**YOUR TASK:** Copy every entry precisely.

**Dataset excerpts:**
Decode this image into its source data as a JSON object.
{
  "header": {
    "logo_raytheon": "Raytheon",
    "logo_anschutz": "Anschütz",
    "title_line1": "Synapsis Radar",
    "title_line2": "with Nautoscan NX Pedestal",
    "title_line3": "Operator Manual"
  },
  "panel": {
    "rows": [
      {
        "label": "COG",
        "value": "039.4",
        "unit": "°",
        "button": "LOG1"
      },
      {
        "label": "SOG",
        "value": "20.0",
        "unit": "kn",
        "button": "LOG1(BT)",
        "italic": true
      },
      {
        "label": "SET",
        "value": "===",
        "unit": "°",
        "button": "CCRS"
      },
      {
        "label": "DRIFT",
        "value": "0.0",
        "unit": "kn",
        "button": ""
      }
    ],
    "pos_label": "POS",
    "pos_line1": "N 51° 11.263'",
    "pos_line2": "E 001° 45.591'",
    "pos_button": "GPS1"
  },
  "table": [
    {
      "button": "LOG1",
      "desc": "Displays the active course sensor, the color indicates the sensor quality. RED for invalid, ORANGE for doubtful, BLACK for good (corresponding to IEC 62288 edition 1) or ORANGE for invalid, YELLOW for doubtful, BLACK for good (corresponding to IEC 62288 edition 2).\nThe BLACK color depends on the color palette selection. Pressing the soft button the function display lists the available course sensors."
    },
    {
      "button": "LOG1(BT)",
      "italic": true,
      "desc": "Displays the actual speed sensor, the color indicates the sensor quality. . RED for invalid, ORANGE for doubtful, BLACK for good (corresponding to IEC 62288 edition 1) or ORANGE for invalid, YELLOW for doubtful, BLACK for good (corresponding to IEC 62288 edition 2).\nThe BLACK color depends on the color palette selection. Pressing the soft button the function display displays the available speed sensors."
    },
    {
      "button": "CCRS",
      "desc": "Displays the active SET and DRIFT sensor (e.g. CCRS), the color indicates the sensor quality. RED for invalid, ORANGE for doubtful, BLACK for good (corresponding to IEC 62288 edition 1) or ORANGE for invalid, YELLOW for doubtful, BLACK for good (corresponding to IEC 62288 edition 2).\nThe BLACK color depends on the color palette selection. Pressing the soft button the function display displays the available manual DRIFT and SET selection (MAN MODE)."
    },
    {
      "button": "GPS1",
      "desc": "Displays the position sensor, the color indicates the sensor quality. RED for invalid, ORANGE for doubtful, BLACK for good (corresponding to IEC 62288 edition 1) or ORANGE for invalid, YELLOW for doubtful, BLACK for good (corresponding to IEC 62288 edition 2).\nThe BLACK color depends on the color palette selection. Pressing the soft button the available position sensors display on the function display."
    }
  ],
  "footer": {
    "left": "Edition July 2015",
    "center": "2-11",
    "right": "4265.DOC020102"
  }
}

**COMPLETED EXERCISE:**
Decode this image into its source data as a JSON object.
{
  "header": {
    "logo_raytheon": "Raytheon",
    "logo_anschutz": "Anschütz",
    "title_line1": "Synapsis Radar",
    "title_line2": "with Nautoscan NX Pedestal",
    "title_line3": "Operator Manual"
  },
  "panel": {
    "rows": [
      {
        "label": "COG",
        "value": "039.4",
        "unit": "°",
        "button": "LOG1"
      },
      {
        "label": "SOG",
        "value": "20.0",
        "unit": "kn",
        "button": "LOG1(BT)",
        "italic": true
      },
      {
        "label": "SET",
        "value": "===",
        "unit": "°",
        "button": "CCRS"
      },
      {
        "label": "DRIFT",
        "value": "0.0",
        "unit": "kn",
        "button": ""
      }
    ],
    "pos_label": "POS",
    "pos_line1": "N 51° 11.263'",
    "pos_line2": "E 001° 45.591'",
    "pos_button": "GPS1"
  },
  "table": [
    {
      "button": "LOG1",
      "desc": "Displays the active course sensor, the color indicates the sensor quality. RED for invalid, ORANGE for doubtful, BLACK for good (corresponding to IEC 62288 edition 1) or ORANGE for invalid, YELLOW for doubtful, BLACK for good (corresponding to IEC 62288 edition 2).\nThe BLACK color depends on the color palette selection. Pressing the soft button the function display lists the available course sensors."
    },
    {
      "button": "LOG1(BT)",
      "italic": true,
      "desc": "Displays the actual speed sensor, the color indicates the sensor quality. . RED for invalid, ORANGE for doubtful, BLACK for good (corresponding to IEC 62288 edition 1) or ORANGE for invalid, YELLOW for doubtful, BLACK for good (corresponding to IEC 62288 edition 2).\nThe BLACK color depends on the color palette selection. Pressing the soft button the function display displays the available speed sensors."
    },
    {
      "button": "CCRS",
      "desc": "Displays the active SET and DRIFT sensor (e.g. CCRS), the color indicates the sensor quality. RED for invalid, ORANGE for doubtful, BLACK for good (corresponding to IEC 62288 edition 1) or ORANGE for invalid, YELLOW for doubtful, BLACK for good (corresponding to IEC 62288 edition 2).\nThe BLACK color depends on the color palette selection. Pressing the soft button the function display displays the available manual DRIFT and SET selection (MAN MODE)."
    },
    {
      "button": "GPS1",
      "desc": "Displays the position sensor, the color indicates the sensor quality. RED for invalid, ORANGE for doubtful, BLACK for good (corresponding to IEC 62288 edition 1) or ORANGE for invalid, YELLOW for doubtful, BLACK for good (corresponding to IEC 62288 edition 2).\nThe BLACK color depends on the color palette selection. Pressing the soft button the available position sensors display on the function display."
    }
  ],
  "footer": {
    "left": "Edition July 2015",
    "center": "2-11",
    "right": "4265.DOC020102"
  }
}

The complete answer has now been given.